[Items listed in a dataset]

□ □ □ □ □

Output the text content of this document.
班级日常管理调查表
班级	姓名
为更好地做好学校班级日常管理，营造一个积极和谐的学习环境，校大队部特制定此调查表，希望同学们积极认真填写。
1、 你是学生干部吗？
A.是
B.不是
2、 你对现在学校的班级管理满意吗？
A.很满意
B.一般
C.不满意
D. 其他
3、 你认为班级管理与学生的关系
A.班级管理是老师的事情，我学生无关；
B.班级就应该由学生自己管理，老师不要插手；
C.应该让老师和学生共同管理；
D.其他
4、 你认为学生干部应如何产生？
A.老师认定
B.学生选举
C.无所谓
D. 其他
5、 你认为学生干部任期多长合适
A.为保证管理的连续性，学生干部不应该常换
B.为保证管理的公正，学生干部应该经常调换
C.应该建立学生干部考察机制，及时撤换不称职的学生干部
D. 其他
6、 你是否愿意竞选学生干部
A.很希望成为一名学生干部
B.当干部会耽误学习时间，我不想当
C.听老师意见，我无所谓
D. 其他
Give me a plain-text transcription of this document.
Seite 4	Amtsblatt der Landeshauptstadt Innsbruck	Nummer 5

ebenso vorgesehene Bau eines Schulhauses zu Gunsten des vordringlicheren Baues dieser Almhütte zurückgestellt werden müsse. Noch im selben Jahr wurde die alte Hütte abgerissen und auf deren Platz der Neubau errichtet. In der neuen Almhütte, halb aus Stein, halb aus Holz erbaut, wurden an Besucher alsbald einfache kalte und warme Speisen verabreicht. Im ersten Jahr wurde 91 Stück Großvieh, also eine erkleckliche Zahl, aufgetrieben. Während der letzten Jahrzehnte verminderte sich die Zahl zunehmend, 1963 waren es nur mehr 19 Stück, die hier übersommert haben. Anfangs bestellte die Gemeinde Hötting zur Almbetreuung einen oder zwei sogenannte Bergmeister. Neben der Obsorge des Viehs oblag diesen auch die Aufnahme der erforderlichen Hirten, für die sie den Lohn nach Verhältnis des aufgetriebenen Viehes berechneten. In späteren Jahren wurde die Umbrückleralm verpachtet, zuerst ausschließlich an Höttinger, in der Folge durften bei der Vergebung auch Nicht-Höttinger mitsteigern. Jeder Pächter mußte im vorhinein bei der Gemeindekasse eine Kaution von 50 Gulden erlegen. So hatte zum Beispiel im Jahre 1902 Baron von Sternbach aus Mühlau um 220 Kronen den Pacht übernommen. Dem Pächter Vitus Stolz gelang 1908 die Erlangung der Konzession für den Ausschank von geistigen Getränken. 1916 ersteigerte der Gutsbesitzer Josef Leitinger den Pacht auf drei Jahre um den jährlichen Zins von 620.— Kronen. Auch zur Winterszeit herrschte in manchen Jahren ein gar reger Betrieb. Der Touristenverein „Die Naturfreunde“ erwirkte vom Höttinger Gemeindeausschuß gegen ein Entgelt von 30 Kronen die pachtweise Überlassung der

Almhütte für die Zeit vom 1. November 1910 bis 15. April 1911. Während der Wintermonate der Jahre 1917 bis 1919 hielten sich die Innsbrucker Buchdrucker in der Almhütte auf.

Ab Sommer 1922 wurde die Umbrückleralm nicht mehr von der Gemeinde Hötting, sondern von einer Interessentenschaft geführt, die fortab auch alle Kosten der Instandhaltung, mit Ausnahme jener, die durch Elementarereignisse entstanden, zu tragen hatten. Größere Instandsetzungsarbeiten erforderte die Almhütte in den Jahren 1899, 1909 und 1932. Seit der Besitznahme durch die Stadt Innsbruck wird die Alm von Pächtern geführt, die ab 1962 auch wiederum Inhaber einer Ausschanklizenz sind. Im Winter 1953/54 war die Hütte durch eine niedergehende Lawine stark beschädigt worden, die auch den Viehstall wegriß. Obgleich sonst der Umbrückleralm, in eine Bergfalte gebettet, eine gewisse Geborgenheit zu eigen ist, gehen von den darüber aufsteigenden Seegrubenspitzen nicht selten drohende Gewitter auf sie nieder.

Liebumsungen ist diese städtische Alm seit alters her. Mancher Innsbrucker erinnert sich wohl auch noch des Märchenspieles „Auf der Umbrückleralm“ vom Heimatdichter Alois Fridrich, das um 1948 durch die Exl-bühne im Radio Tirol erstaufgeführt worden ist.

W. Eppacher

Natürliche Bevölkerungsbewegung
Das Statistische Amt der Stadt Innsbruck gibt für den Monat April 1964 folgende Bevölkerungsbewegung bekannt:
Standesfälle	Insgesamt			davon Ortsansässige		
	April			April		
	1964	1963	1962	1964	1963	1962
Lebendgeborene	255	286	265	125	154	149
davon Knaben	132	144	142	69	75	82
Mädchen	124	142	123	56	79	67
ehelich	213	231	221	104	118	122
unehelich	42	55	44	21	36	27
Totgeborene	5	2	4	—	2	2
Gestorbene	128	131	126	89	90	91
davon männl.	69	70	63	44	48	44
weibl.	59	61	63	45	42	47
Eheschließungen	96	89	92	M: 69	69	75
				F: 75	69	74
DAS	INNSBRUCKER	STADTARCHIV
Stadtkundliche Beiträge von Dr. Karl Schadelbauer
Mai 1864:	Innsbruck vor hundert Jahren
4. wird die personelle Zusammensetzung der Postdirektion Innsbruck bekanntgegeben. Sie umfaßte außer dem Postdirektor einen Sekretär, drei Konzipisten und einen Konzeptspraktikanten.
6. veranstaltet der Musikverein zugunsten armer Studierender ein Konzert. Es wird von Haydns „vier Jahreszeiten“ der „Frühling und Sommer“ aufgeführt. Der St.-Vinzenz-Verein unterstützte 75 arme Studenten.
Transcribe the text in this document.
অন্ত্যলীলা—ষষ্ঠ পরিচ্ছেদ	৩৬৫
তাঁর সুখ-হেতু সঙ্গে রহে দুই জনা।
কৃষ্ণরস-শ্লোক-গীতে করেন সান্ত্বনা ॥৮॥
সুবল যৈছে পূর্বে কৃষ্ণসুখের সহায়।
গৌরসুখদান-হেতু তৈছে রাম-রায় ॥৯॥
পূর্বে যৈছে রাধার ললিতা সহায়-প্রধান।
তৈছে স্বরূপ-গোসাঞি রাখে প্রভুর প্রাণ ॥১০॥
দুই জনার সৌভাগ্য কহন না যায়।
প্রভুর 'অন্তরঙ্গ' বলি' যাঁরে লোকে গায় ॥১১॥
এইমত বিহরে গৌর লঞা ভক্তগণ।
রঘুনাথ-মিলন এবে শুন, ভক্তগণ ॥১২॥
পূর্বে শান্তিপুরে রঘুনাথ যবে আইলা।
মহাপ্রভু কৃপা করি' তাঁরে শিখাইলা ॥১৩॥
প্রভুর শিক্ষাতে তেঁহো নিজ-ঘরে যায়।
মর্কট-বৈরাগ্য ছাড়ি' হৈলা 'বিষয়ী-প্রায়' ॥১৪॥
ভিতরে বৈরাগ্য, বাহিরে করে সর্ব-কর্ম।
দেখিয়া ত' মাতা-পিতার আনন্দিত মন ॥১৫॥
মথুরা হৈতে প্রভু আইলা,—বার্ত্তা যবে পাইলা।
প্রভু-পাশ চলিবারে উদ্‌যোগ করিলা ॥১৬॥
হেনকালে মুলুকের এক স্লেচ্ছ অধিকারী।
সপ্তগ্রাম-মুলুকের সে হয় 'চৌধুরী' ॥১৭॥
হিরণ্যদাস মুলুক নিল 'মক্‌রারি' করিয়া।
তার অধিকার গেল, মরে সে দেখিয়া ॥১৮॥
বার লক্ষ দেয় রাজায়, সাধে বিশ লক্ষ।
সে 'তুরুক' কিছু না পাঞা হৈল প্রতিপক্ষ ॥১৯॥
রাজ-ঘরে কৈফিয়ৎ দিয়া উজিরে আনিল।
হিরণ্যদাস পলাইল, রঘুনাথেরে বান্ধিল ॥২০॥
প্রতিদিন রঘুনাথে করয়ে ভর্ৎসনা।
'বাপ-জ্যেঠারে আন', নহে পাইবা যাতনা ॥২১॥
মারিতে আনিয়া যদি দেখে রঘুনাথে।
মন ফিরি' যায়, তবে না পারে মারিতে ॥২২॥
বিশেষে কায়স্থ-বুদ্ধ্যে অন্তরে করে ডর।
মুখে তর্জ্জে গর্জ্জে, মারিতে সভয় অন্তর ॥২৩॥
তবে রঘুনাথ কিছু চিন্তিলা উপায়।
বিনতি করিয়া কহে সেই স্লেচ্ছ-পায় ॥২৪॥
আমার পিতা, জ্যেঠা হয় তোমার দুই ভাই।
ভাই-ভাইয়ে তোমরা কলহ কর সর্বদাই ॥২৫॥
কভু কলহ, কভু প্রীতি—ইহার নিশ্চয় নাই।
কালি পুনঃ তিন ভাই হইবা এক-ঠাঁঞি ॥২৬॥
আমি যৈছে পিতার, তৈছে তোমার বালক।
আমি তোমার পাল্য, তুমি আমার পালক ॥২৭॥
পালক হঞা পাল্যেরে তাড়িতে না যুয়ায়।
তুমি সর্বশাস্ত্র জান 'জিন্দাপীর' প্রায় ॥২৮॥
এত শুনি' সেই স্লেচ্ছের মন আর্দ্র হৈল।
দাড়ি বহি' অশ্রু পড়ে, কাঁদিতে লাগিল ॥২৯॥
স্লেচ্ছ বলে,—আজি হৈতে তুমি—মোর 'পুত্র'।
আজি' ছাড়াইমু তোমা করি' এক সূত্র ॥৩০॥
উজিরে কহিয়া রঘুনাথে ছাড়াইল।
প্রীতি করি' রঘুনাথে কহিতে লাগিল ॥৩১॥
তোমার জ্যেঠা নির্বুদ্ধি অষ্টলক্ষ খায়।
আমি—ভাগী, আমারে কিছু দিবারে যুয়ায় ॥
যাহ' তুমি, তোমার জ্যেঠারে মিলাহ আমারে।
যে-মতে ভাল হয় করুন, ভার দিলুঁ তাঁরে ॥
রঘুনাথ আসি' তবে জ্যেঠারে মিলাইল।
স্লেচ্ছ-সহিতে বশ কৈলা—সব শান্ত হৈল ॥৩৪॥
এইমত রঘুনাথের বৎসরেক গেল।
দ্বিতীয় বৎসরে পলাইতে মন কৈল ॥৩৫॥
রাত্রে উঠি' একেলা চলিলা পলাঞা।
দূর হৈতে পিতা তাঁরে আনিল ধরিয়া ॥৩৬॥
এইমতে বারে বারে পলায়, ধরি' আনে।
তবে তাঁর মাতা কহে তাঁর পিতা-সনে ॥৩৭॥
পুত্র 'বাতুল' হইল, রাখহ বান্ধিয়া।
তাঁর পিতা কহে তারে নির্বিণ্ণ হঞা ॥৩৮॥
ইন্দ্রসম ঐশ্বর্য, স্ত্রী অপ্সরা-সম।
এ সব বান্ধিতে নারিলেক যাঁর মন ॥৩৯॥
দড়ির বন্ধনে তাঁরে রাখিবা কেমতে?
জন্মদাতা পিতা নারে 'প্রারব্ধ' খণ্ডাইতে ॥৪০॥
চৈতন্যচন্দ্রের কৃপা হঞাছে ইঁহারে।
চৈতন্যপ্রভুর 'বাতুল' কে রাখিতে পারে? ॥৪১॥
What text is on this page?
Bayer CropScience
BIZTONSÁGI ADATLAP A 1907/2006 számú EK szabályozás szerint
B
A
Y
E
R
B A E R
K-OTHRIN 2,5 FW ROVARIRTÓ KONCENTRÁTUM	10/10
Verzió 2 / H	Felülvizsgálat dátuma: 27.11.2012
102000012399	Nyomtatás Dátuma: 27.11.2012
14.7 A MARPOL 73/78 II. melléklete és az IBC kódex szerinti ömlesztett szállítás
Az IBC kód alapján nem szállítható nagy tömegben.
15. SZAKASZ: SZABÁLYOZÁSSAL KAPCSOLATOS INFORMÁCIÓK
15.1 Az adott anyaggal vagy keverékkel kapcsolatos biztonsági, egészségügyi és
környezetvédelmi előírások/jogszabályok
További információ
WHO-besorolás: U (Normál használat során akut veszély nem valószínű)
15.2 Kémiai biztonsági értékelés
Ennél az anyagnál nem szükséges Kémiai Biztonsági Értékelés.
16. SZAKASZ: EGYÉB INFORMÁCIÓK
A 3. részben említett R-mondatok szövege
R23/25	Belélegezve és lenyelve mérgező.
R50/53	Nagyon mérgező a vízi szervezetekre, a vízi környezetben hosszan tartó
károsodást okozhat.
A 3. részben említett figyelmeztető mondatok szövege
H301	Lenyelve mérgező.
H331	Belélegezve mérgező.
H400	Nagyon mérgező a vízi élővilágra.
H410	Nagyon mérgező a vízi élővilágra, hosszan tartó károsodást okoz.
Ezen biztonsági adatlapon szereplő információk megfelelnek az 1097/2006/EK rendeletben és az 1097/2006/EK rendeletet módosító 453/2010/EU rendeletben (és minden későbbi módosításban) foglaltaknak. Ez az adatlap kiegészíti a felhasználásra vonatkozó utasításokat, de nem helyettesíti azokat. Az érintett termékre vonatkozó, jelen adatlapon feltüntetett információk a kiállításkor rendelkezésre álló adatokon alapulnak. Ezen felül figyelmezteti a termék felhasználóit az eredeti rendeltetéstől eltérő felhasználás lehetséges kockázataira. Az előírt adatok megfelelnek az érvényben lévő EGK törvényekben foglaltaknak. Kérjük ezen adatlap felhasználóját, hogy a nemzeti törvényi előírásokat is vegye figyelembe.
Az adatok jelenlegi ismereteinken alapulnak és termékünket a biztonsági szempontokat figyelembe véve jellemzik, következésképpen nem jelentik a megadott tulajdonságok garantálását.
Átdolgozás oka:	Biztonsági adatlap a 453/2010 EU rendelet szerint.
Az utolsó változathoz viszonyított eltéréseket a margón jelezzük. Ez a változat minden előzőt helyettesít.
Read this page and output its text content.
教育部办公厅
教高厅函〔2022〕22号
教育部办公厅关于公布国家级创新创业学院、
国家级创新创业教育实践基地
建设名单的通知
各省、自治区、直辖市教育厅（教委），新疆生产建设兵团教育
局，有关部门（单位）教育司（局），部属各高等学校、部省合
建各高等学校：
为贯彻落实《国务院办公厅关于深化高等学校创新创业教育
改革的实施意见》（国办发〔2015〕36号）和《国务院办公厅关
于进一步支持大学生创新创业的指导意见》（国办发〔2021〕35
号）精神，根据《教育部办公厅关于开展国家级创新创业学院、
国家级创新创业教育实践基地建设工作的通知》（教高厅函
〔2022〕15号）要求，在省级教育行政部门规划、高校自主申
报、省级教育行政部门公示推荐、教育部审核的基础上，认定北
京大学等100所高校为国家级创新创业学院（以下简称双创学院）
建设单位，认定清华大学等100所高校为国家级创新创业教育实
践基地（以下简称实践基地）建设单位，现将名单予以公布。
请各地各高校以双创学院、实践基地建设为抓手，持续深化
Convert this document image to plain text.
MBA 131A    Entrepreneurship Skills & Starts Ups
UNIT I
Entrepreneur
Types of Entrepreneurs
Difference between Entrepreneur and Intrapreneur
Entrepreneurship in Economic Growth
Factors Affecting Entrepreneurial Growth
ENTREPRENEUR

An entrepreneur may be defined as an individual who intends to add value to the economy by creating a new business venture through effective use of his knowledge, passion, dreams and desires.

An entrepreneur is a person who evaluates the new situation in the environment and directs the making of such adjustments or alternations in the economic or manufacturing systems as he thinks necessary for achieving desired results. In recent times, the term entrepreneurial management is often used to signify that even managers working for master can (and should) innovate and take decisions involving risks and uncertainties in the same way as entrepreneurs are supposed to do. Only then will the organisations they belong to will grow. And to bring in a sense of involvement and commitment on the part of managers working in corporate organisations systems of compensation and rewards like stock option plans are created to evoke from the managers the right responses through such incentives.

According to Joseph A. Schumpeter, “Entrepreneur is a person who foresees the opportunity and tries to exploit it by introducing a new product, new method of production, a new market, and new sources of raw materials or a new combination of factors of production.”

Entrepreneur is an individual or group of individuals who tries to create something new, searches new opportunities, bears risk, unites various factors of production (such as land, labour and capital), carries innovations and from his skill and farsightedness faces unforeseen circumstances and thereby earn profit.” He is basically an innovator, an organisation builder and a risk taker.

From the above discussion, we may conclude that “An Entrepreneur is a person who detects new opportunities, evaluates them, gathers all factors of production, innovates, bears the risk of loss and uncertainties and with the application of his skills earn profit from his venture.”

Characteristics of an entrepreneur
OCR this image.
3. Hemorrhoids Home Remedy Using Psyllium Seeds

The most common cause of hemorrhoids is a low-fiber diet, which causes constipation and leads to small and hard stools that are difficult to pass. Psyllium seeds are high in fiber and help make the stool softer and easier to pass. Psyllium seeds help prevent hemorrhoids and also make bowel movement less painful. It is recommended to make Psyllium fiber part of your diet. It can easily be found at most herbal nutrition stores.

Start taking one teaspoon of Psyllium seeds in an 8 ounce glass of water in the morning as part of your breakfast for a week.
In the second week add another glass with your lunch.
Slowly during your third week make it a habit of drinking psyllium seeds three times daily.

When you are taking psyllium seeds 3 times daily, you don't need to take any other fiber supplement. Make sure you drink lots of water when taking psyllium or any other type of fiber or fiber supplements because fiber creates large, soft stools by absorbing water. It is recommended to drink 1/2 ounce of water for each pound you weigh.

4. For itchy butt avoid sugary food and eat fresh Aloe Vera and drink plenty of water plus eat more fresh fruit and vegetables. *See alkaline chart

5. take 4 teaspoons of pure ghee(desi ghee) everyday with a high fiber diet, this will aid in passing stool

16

□ □ □ □ □

In the entries above, find each line with the string "document" and copy it.

WRITTEN REPLY:
Output the text content of this document.
Give me a plain-text transcription of this document.
Transcribe the text in this document.
Convert this document image to plain text.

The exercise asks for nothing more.